--- Start of DATA EXCERPTS ---
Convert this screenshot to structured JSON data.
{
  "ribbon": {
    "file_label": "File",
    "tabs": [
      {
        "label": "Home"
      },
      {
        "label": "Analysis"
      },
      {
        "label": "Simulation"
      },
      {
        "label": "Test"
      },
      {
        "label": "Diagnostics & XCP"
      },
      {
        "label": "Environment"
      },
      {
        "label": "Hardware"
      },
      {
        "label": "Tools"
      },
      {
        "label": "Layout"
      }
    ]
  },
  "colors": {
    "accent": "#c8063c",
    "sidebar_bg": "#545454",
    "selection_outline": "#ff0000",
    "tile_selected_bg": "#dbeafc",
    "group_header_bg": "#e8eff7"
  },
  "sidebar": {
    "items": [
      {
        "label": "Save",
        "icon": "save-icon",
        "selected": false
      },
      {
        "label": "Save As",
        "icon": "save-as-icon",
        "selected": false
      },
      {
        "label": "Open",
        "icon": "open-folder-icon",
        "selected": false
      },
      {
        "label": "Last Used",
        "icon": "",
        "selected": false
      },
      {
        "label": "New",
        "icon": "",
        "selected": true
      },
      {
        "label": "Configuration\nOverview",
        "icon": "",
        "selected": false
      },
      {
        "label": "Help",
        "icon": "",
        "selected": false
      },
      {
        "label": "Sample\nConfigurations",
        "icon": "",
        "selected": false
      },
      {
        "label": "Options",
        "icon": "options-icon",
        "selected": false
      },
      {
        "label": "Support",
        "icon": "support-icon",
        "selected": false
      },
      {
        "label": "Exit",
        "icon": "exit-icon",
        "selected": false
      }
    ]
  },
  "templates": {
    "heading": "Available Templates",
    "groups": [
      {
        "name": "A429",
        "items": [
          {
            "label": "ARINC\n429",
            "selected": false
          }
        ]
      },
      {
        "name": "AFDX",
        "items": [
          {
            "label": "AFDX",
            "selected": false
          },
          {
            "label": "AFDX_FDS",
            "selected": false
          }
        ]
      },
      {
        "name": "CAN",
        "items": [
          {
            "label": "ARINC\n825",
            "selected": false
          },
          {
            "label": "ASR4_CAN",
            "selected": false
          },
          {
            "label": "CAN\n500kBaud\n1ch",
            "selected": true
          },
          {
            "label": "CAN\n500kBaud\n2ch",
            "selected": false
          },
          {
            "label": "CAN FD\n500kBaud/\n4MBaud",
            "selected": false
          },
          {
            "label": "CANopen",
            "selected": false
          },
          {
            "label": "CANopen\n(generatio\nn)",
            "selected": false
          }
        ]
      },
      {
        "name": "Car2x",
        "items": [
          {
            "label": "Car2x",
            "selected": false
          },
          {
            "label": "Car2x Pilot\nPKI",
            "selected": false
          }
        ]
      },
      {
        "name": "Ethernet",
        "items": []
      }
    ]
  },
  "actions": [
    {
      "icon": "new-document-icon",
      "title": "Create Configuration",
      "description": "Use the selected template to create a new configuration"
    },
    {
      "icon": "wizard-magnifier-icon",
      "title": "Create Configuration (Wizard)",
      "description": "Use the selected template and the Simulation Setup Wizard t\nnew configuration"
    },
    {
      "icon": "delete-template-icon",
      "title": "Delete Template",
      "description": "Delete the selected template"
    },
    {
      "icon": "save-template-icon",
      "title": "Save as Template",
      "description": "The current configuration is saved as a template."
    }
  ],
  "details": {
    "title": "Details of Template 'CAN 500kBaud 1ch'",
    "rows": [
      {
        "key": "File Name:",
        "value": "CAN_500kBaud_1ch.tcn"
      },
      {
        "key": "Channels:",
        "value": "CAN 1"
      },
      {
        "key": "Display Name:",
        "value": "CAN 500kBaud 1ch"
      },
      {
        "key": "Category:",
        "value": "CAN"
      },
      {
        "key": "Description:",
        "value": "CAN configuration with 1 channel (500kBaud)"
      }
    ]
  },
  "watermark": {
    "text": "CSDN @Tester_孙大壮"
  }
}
--- End of DATA EXCERPTS ---
## WORK REQUIRED
Copy out the whole listing exactly.

## EXERCISE RESPONSE
Convert this screenshot to structured JSON data.
{
  "ribbon": {
    "file_label": "File",
    "tabs": [
      {
        "label": "Home"
      },
      {
        "label": "Analysis"
      },
      {
        "label": "Simulation"
      },
      {
        "label": "Test"
      },
      {
        "label": "Diagnostics & XCP"
      },
      {
        "label": "Environment"
      },
      {
        "label": "Hardware"
      },
      {
        "label": "Tools"
      },
      {
        "label": "Layout"
      }
    ]
  },
  "colors": {
    "accent": "#c8063c",
    "sidebar_bg": "#545454",
    "selection_outline": "#ff0000",
    "tile_selected_bg": "#dbeafc",
    "group_header_bg": "#e8eff7"
  },
  "sidebar": {
    "items": [
      {
        "label": "Save",
        "icon": "save-icon",
        "selected": false
      },
      {
        "label": "Save As",
        "icon": "save-as-icon",
        "selected": false
      },
      {
        "label": "Open",
        "icon": "open-folder-icon",
        "selected": false
      },
      {
        "label": "Last Used",
        "icon": "",
        "selected": false
      },
      {
        "label": "New",
        "icon": "",
        "selected": true
      },
      {
        "label": "Configuration\nOverview",
        "icon": "",
        "selected": false
      },
      {
        "label": "Help",
        "icon": "",
        "selected": false
      },
      {
        "label": "Sample\nConfigurations",
        "icon": "",
        "selected": false
      },
      {
        "label": "Options",
        "icon": "options-icon",
        "selected": false
      },
      {
        "label": "Support",
        "icon": "support-icon",
        "selected": false
      },
      {
        "label": "Exit",
        "icon": "exit-icon",
        "selected": false
      }
    ]
  },
  "templates": {
    "heading": "Available Templates",
    "groups": [
      {
        "name": "A429",
        "items": [
          {
            "label": "ARINC\n429",
            "selected": false
          }
        ]
      },
      {
        "name": "AFDX",
        "items": [
          {
            "label": "AFDX",
            "selected": false
          },
          {
            "label": "AFDX_FDS",
            "selected": false
          }
        ]
      },
      {
        "name": "CAN",
        "items": [
          {
            "label": "ARINC\n825",
            "selected": false
          },
          {
            "label": "ASR4_CAN",
            "selected": false
          },
          {
            "label": "CAN\n500kBaud\n1ch",
            "selected": true
          },
          {
            "label": "CAN\n500kBaud\n2ch",
            "selected": false
          },
          {
            "label": "CAN FD\n500kBaud/\n4MBaud",
            "selected": false
          },
          {
            "label": "CANopen",
            "selected": false
          },
          {
            "label": "CANopen\n(generatio\nn)",
            "selected": false
          }
        ]
      },
      {
        "name": "Car2x",
        "items": [
          {
            "label": "Car2x",
            "selected": false
          },
          {
            "label": "Car2x Pilot\nPKI",
            "selected": false
          }
        ]
      },
      {
        "name": "Ethernet",
        "items": []
      }
    ]
  },
  "actions": [
    {
      "icon": "new-document-icon",
      "title": "Create Configuration",
      "description": "Use the selected template to create a new configuration"
    },
    {
      "icon": "wizard-magnifier-icon",
      "title": "Create Configuration (Wizard)",
      "description": "Use the selected template and the Simulation Setup Wizard t\nnew configuration"
    },
    {
      "icon": "delete-template-icon",
      "title": "Delete Template",
      "description": "Delete the selected template"
    },
    {
      "icon": "save-template-icon",
      "title": "Save as Template",
      "description": "The current configuration is saved as a template."
    }
  ],
  "details": {
    "title": "Details of Template 'CAN 500kBaud 1ch'",
    "rows": [
      {
        "key": "File Name:",
        "value": "CAN_500kBaud_1ch.tcn"
      },
      {
        "key": "Channels:",
        "value": "CAN 1"
      },
      {
        "key": "Display Name:",
        "value": "CAN 500kBaud 1ch"
      },
      {
        "key": "Category:",
        "value": "CAN"
      },
      {
        "key": "Description:",
        "value": "CAN configuration with 1 channel (500kBaud)"
      }
    ]
  },
  "watermark": {
    "text": "CSDN @Tester_孙大壮"
  }
}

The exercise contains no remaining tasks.